## AIM OF THE EXERCISE:
Return verbatim the lines from the first line below through the line containing "point (1033, 210, 1051, 228)", including both ends.

## Stored entries:
-- START --
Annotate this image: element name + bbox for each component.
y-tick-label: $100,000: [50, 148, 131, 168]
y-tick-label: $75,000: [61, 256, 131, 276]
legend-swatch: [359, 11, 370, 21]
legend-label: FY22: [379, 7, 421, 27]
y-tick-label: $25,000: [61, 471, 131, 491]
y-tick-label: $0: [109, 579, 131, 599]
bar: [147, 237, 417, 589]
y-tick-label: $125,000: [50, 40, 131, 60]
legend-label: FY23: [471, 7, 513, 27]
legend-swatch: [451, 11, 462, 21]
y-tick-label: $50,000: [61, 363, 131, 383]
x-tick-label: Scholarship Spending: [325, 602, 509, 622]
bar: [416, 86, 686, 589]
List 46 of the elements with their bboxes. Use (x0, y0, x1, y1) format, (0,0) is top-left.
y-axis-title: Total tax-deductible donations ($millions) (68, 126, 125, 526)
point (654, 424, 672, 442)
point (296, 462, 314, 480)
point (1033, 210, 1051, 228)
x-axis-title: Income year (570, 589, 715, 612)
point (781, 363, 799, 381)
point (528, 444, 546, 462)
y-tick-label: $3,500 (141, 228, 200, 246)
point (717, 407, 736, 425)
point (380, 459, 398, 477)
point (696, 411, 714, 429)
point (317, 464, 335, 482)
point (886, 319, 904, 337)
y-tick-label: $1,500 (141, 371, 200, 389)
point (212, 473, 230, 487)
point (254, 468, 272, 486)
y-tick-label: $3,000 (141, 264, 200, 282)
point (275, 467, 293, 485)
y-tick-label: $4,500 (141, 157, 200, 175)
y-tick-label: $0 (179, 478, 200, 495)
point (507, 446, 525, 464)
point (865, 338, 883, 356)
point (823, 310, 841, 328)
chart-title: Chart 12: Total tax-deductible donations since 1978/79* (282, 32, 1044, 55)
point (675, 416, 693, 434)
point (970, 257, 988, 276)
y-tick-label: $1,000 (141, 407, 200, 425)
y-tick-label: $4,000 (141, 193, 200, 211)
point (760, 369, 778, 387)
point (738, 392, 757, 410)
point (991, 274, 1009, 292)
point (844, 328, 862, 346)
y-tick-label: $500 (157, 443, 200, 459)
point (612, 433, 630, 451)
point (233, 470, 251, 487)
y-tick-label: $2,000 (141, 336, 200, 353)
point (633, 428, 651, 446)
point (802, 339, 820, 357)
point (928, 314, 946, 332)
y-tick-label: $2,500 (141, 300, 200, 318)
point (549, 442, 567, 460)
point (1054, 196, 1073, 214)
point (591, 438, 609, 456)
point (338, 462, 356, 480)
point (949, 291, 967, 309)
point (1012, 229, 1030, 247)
-- END --
## THE RESPONSE:
Annotate this image: element name + bbox for each component.
y-tick-label: $100,000: [50, 148, 131, 168]
y-tick-label: $75,000: [61, 256, 131, 276]
legend-swatch: [359, 11, 370, 21]
legend-label: FY22: [379, 7, 421, 27]
y-tick-label: $25,000: [61, 471, 131, 491]
y-tick-label: $0: [109, 579, 131, 599]
bar: [147, 237, 417, 589]
y-tick-label: $125,000: [50, 40, 131, 60]
legend-label: FY23: [471, 7, 513, 27]
legend-swatch: [451, 11, 462, 21]
y-tick-label: $50,000: [61, 363, 131, 383]
x-tick-label: Scholarship Spending: [325, 602, 509, 622]
bar: [416, 86, 686, 589]
List 46 of the elements with their bboxes. Use (x0, y0, x1, y1) format, (0,0) is top-left.
y-axis-title: Total tax-deductible donations ($millions) (68, 126, 125, 526)
point (654, 424, 672, 442)
point (296, 462, 314, 480)
point (1033, 210, 1051, 228)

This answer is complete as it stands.